━━━━━ PROVIDED DATA ━━━━━

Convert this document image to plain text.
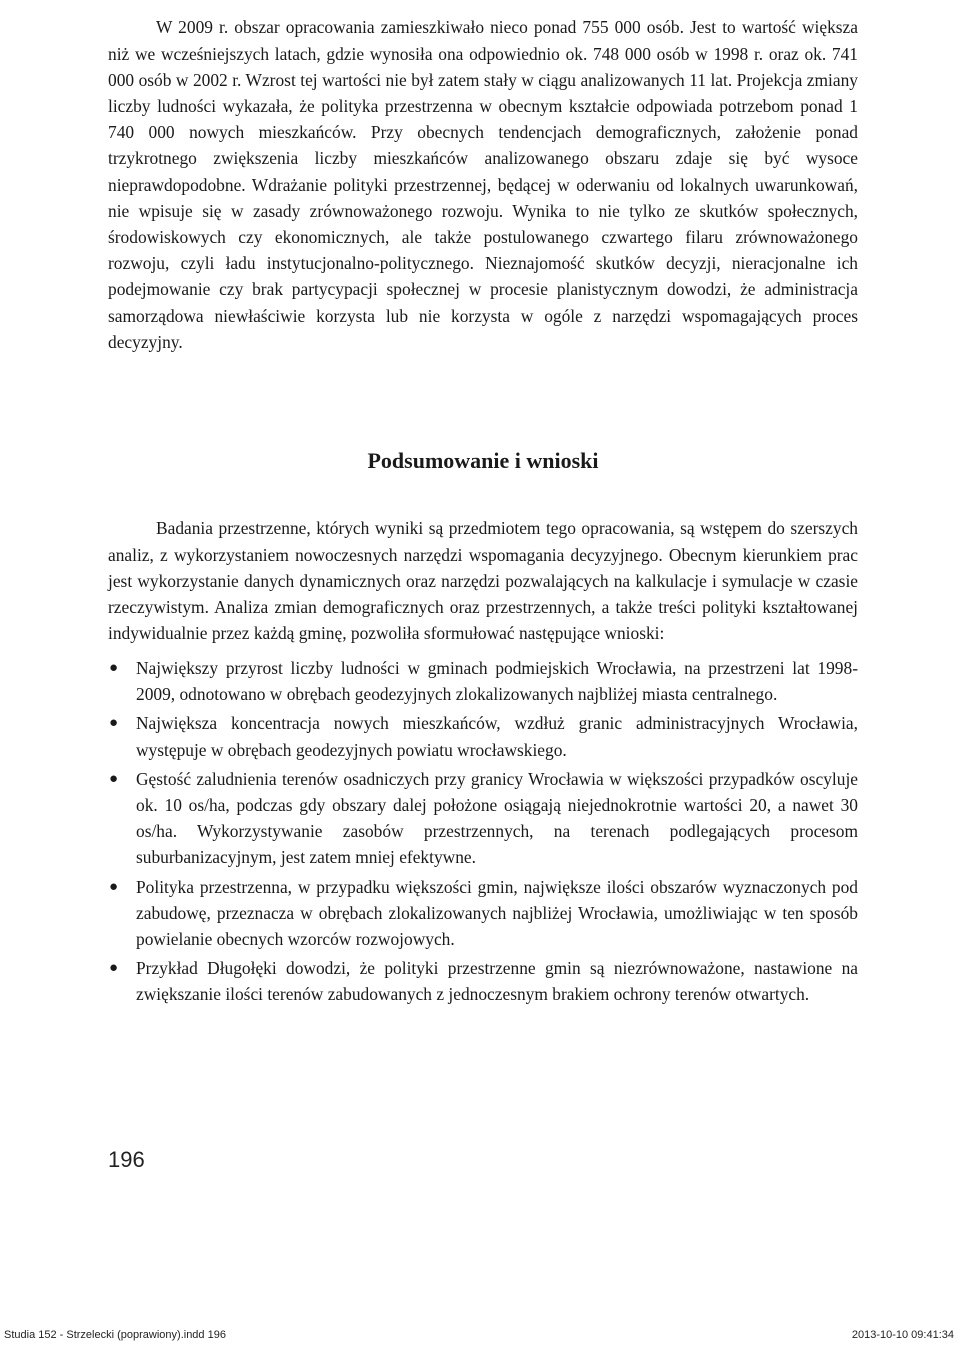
W 2009 r. obszar opracowania zamieszkiwało nieco ponad 755 000 osób. Jest to wartość większa niż we wcześniejszych latach, gdzie wynosiła ona odpowiednio ok. 748 000 osób w 1998 r. oraz ok. 741 000 osób w 2002 r. Wzrost tej wartości nie był zatem stały w ciągu analizowanych 11 lat. Projekcja zmiany liczby ludności wykazała, że polityka przestrzenna w obecnym kształcie odpowiada potrzebom ponad 1 740 000 nowych mieszkańców. Przy obecnych tendencjach demograficznych, założenie ponad trzykrotnego zwiększenia liczby mieszkańców analizowanego obszaru zdaje się być wysoce nieprawdopodobne. Wdrażanie polityki przestrzennej, będącej w oderwaniu od lokalnych uwarunkowań, nie wpisuje się w zasady zrównoważonego rozwoju. Wynika to nie tylko ze skutków społecznych, środowiskowych czy ekonomicznych, ale także postulowanego czwartego filaru zrównoważonego rozwoju, czyli ładu instytucjonalno-politycznego. Nieznajomość skutków decyzji, nieracjonalne ich podejmowanie czy brak partycypacji społecznej w procesie planistycznym dowodzi, że administracja samorządowa niewłaściwie korzysta lub nie korzysta w ogóle z narzędzi wspomagających proces decyzyjny.

Podsumowanie i wnioski

Badania przestrzenne, których wyniki są przedmiotem tego opracowania, są wstępem do szerszych analiz, z wykorzystaniem nowoczesnych narzędzi wspomagania decyzyjnego. Obecnym kierunkiem prac jest wykorzystanie danych dynamicznych oraz narzędzi pozwalających na kalkulacje i symulacje w czasie rzeczywistym. Analiza zmian demograficznych oraz przestrzennych, a także treści polityki kształtowanej indywidualnie przez każdą gminę, pozwoliła sformułować następujące wnioski:

● Największy przyrost liczby ludności w gminach podmiejskich Wrocławia, na przestrzeni lat 1998-2009, odnotowano w obrębach geodezyjnych zlokalizowanych najbliżej miasta centralnego.
● Największa koncentracja nowych mieszkańców, wzdłuż granic administracyjnych Wrocławia, występuje w obrębach geodezyjnych powiatu wrocławskiego.
● Gęstość zaludnienia terenów osadniczych przy granicy Wrocławia w większości przypadków oscyluje ok. 10 os/ha, podczas gdy obszary dalej położone osiągają niejednokrotnie wartości 20, a nawet 30 os/ha. Wykorzystywanie zasobów przestrzennych, na terenach podlegających procesom suburbanizacyjnym, jest zatem mniej efektywne.
● Polityka przestrzenna, w przypadku większości gmin, największe ilości obszarów wyznaczonych pod zabudowę, przeznacza w obrębach zlokalizowanych najbliżej Wrocławia, umożliwiając w ten sposób powielanie obecnych wzorców rozwojowych.
● Przykład Długołęki dowodzi, że polityki przestrzenne gmin są niezrównoważone, nastawione na zwiększanie ilości terenów zabudowanych z jednoczesnym brakiem ochrony terenów otwartych.
196
Studia 152 - Strzelecki (poprawiony).indd 196	2013-10-10 09:41:34
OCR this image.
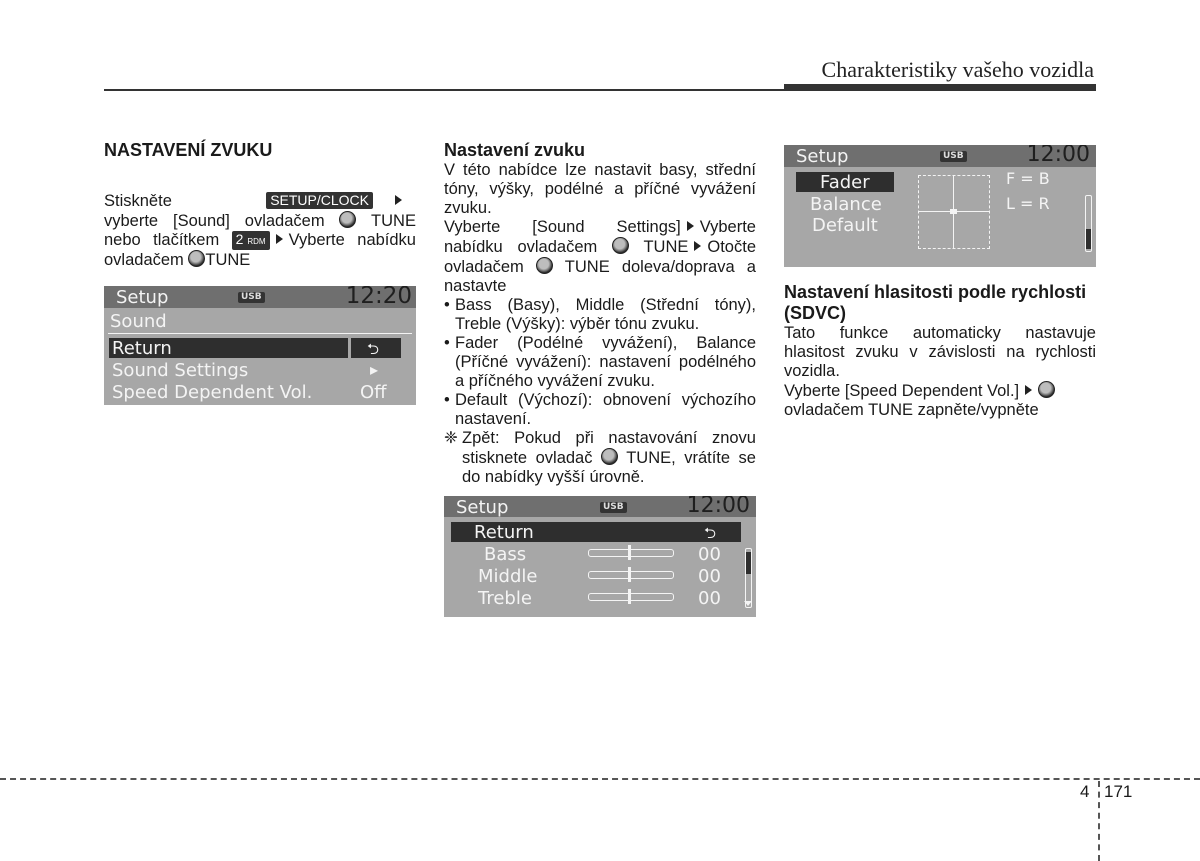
Charakteristiky vašeho vozidla
NASTAVENÍ ZVUKU

Stiskněte	SETUP/CLOCK vyberte [Sound] ovladačem	TUNE nebo tlačítkem 2 RDM Vyberte nabídku ovladačem TUNE

Setup	USB	12:20
Sound
Return	⮌
Sound Settings	▸
Speed Dependent Vol.	Off
Nastavení zvuku

V této nabídce lze nastavit basy, střední tóny, výšky, podélné a příčné vyvážení zvuku.

Vyberte [Sound Settings] Vyberte nabídku ovladačem	TUNE Otočte ovladačem TUNE doleva/doprava a nastavte

• Bass (Basy), Middle (Střední tóny), Treble (Výšky): výběr tónu zvuku.
• Fader (Podélné vyvážení), Balance (Příčné vyvážení): nastavení podélného a příčného vyvážení zvuku.
• Default (Výchozí): obnovení výchozího nastavení.
❈ Zpět: Pokud při nastavování znovu stisknete ovladač TUNE, vrátíte se do nabídky vyšší úrovně.
Setup	USB	12:00
Return	⮌
Bass	00
Middle	00
Treble	00
Setup	USB	12:00
Fader
Balance
Default
F = B
L = R
Nastavení hlasitosti podle rychlosti (SDVC)

Tato funkce automaticky nastavuje hlasitost zvuku v závislosti na rychlosti vozidla.

Vyberte [Speed Dependent Vol.]
ovladačem TUNE zapněte/vypněte

4 171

━━━━━

TASK DETAILS — Give the number of lines in the data that contain "Speed", with no other words.

COMPLETE RESPONSE — 2